■ Extract provided
----
As academic librarians, our role is to be experts — not in any specific field — but in the phenomenon of academic publishing in general.   In our educational role with students, we ought to be helping students understand and think about these issues — to problematize and complexify the world of research publication.  Despite our patrons desire to have blacks and whites that let them complete their assignments with as little thinking as possible (yeah, I said it) —  it’s our professional duty to not only help them complete their assignments as conveniently as possible but also understand problems and current issues in academic publishing in general.

And to make the case to administrators and faculty that this our rightful role.  Not all faculty will welcome critique of the scholarly publishing enterprise that is essentially their livelihood either of course (go read that letter in the Guardian we began with, again).

This reminds me again of Karen Coyle’s excellent points about the phenomenon of “predatory publishers” — we over-simplify if we suggest that publications can easily be split into problem-free ‘good’ and untrustworthy ‘predatory’ problems.

We do disservice to our patrons to imply that as long as they steer clear of identified ‘bad’ publishers from some librarian-endorsed list, then of course anything that’s “peer reviewed” becomes absolutely trustworthy gospel through the magical transubstantiation of ‘peer review’.

And we do disservice to ourselves and our professional capacities to avoid critical engagement with our domain of expertise — academic publishing.  We are — or ought to be — academic professionals, not just clerks and secretaries for the university community or salespeople for scholarly publishers.    Could it help restore professional credibility and respect to librarians if we participated at the front of research into research, of the history and critical analysis of the enterprise of scholarly publishing?
----
■ Stated exercise a
In the excerpt on academic librarians, whose points about "predatory publishers" does the writer recall?

Region and label listings
----
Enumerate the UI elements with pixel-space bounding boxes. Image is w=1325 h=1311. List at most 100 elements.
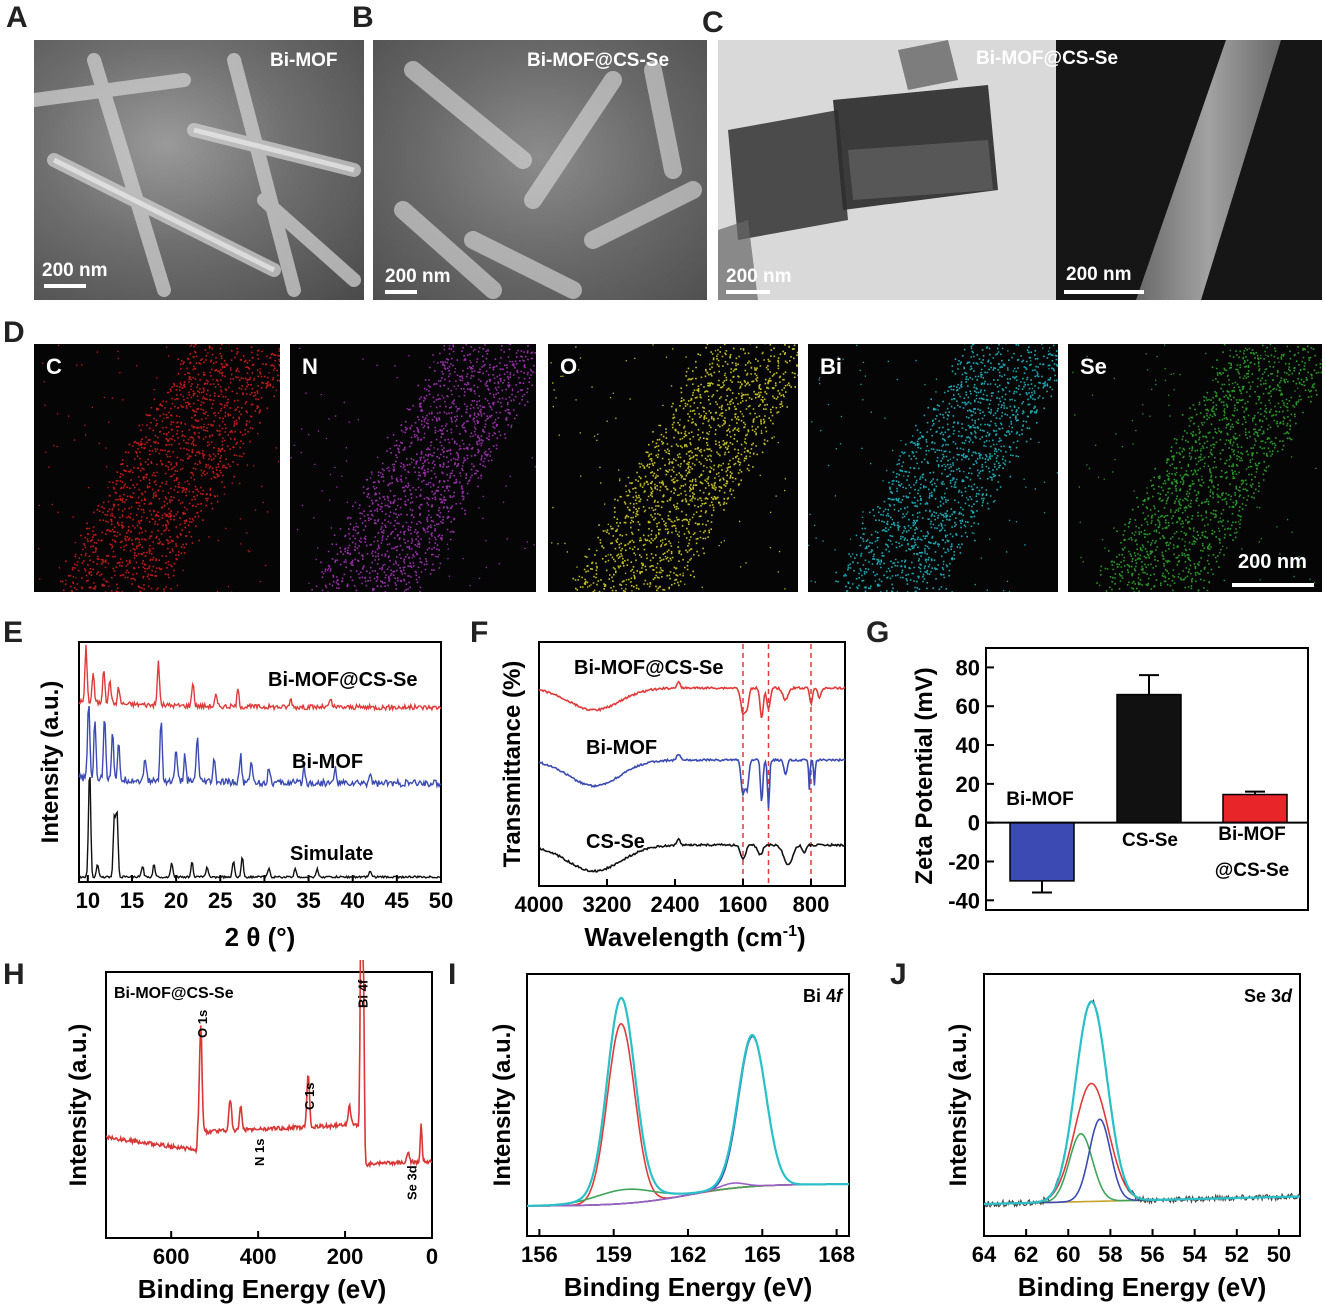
plot-frame xyxy=(985,647,1309,911)
x-tick-label: 50 xyxy=(429,888,453,913)
x-tick-label: 35 xyxy=(296,888,320,913)
panel-label-d: D xyxy=(3,316,25,349)
series-line xyxy=(538,837,846,873)
x-tick-label: 64 xyxy=(972,1242,997,1267)
x-tick-label: 800 xyxy=(793,892,830,917)
series-label: Bi-MOF@CS-Se xyxy=(268,669,418,691)
x-tick-label: 4000 xyxy=(515,892,564,917)
chart-xps-se3d: 64 62 60 58 56 54 52 50 Se 3d Intensity (a.u.) … xyxy=(945,973,1301,1302)
element-label: N xyxy=(302,354,318,379)
x-tick-label: 62 xyxy=(1014,1242,1038,1267)
y-tick-label: 60 xyxy=(956,694,980,719)
panel-label-e: E xyxy=(3,616,24,649)
eds-signal xyxy=(550,344,798,592)
panel-label-g: G xyxy=(866,616,890,649)
scale-text: 200 nm xyxy=(385,266,451,287)
series-line xyxy=(78,644,442,713)
x-tick-label: 3200 xyxy=(583,892,632,917)
x-tick-label: 159 xyxy=(595,1242,632,1267)
eds-signal xyxy=(808,344,1058,592)
tem-image: 200 nm xyxy=(718,40,1056,300)
x-axis-label: 2 θ (°) xyxy=(225,922,296,952)
x-tick-label: 50 xyxy=(1267,1242,1291,1267)
plot-frame xyxy=(526,973,850,1237)
chart-xrd: 10 15 20 25 30 35 40 45 50 Bi-MOF@CS-Se Bi-MOF Sim… xyxy=(37,641,453,952)
y-axis-label: Intensity (a.u.) xyxy=(489,1024,516,1187)
chart-title: Bi-MOF@CS-Se xyxy=(114,985,234,1002)
x-tick-label: 162 xyxy=(670,1242,707,1267)
x-tick-label: 45 xyxy=(385,888,409,913)
y-tick-label: -40 xyxy=(948,888,980,913)
element-label: C xyxy=(46,354,62,379)
chart-ftir: 4000 3200 2400 1600 800 Bi-MOF@CS-Se Bi-MOF CS… xyxy=(499,641,846,952)
y-tick-label: 20 xyxy=(956,772,980,797)
series-label: Bi-MOF xyxy=(292,751,363,773)
component-line xyxy=(527,1035,849,1207)
y-axis-label: Intensity (a.u.) xyxy=(37,681,64,844)
series-label: Bi-MOF@CS-Se xyxy=(574,657,724,679)
bar xyxy=(1222,793,1288,824)
x-axis-label: Binding Energy (eV) xyxy=(564,1272,812,1302)
component-line xyxy=(984,1118,1300,1205)
image-label: Bi-MOF xyxy=(270,50,338,71)
chart-xps-bi4f: 156 159 162 165 168 Bi 4f Intensity (a.u.) B… xyxy=(489,973,855,1302)
component-line xyxy=(984,1132,1300,1205)
panel-label-h: H xyxy=(3,958,25,991)
sem-image-bi-mof-cs-se: Bi-MOF@CS-Se 200 nm xyxy=(373,40,707,300)
y-tick-label: 0 xyxy=(968,811,980,836)
category-label: Bi-MOF xyxy=(1218,824,1286,845)
category-label: CS-Se xyxy=(1122,830,1178,851)
x-tick-label: 156 xyxy=(521,1242,558,1267)
x-tick-label: 58 xyxy=(1098,1242,1122,1267)
panel-label-f: F xyxy=(470,616,489,649)
sem-image-bi-mof: Bi-MOF 200 nm xyxy=(34,40,364,300)
bar xyxy=(1009,821,1075,882)
plot-frame xyxy=(983,973,1301,1237)
envelope-line xyxy=(984,1000,1300,1206)
eds-map-bi: Bi xyxy=(808,344,1058,592)
scale-bar xyxy=(385,290,417,294)
x-tick-label: 10 xyxy=(76,888,100,913)
plot-frame xyxy=(105,971,433,1239)
x-tick-label: 168 xyxy=(818,1242,855,1267)
panel-label-i: I xyxy=(448,958,457,991)
x-axis-label: Wavelength (cm-1) xyxy=(584,922,805,952)
x-tick-label: 1600 xyxy=(719,892,768,917)
component-line xyxy=(527,1022,849,1207)
series-line xyxy=(538,753,846,809)
series-label: Bi-MOF xyxy=(586,737,657,759)
y-axis-label: Intensity (a.u.) xyxy=(945,1024,972,1187)
scale-text: 200 nm xyxy=(726,266,792,287)
peak-annotation: Bi 4f xyxy=(356,979,371,1008)
raw-data-line xyxy=(983,999,1301,1208)
scale-bar xyxy=(726,290,770,294)
chart-title: Se 3d xyxy=(1244,986,1293,1006)
eds-map-o: O xyxy=(548,344,798,592)
element-label: O xyxy=(560,354,578,379)
series-label: Simulate xyxy=(290,843,373,865)
series-label: CS-Se xyxy=(586,831,645,853)
x-axis-label: Binding Energy (eV) xyxy=(138,1274,386,1304)
x-tick-label: 600 xyxy=(153,1244,190,1269)
x-tick-label: 40 xyxy=(340,888,364,913)
x-tick-label: 60 xyxy=(1056,1242,1080,1267)
eds-signal xyxy=(38,344,280,592)
peak-annotation: C 1s xyxy=(302,1083,317,1110)
y-tick-label: 80 xyxy=(956,655,980,680)
scale-text: 200 nm xyxy=(1066,264,1132,285)
x-tick-label: 30 xyxy=(252,888,276,913)
x-axis-label: Binding Energy (eV) xyxy=(1018,1272,1266,1302)
scale-text: 200 nm xyxy=(42,260,108,281)
scale-text-d: 200 nm xyxy=(1238,551,1307,573)
series-line xyxy=(105,960,433,1169)
panel-label-c: C xyxy=(702,6,724,39)
series-line xyxy=(78,705,442,790)
y-axis-label: Intensity (a.u.) xyxy=(65,1024,92,1187)
eds-map-n: N xyxy=(290,344,536,592)
chart-title: Bi 4f xyxy=(803,986,844,1006)
scale-bar xyxy=(1064,290,1144,294)
peak-annotation: Se 3d xyxy=(404,1165,419,1200)
scale-bar xyxy=(44,284,86,288)
x-tick-label: 25 xyxy=(208,888,232,913)
eds-map-c: C xyxy=(34,344,280,592)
----
■ Stated exercise b
Please copy out the part of the records that opens with the line containing "plot-frame xyxy=(985,647,1309,911)" and closes with the line containing "x-tick-label: 159 xyxy=(595,1242,632,1267)", reproducing each line without change.

■ Exercise result a
Karen Coyle's

■ Exercise result b
plot-frame xyxy=(985,647,1309,911)
x-tick-label: 50 xyxy=(429,888,453,913)
x-tick-label: 35 xyxy=(296,888,320,913)
panel-label-d: D xyxy=(3,316,25,349)
series-line xyxy=(538,837,846,873)
x-tick-label: 64 xyxy=(972,1242,997,1267)
x-tick-label: 800 xyxy=(793,892,830,917)
series-label: Bi-MOF@CS-Se xyxy=(268,669,418,691)
x-tick-label: 4000 xyxy=(515,892,564,917)
chart-xps-se3d: 64 62 60 58 56 54 52 50 Se 3d Intensity (a.u.) … xyxy=(945,973,1301,1302)
element-label: N xyxy=(302,354,318,379)
x-tick-label: 62 xyxy=(1014,1242,1038,1267)
y-tick-label: 60 xyxy=(956,694,980,719)
panel-label-e: E xyxy=(3,616,24,649)
eds-signal xyxy=(550,344,798,592)
panel-label-g: G xyxy=(866,616,890,649)
scale-text: 200 nm xyxy=(385,266,451,287)
series-line xyxy=(78,644,442,713)
x-tick-label: 3200 xyxy=(583,892,632,917)
x-tick-label: 159 xyxy=(595,1242,632,1267)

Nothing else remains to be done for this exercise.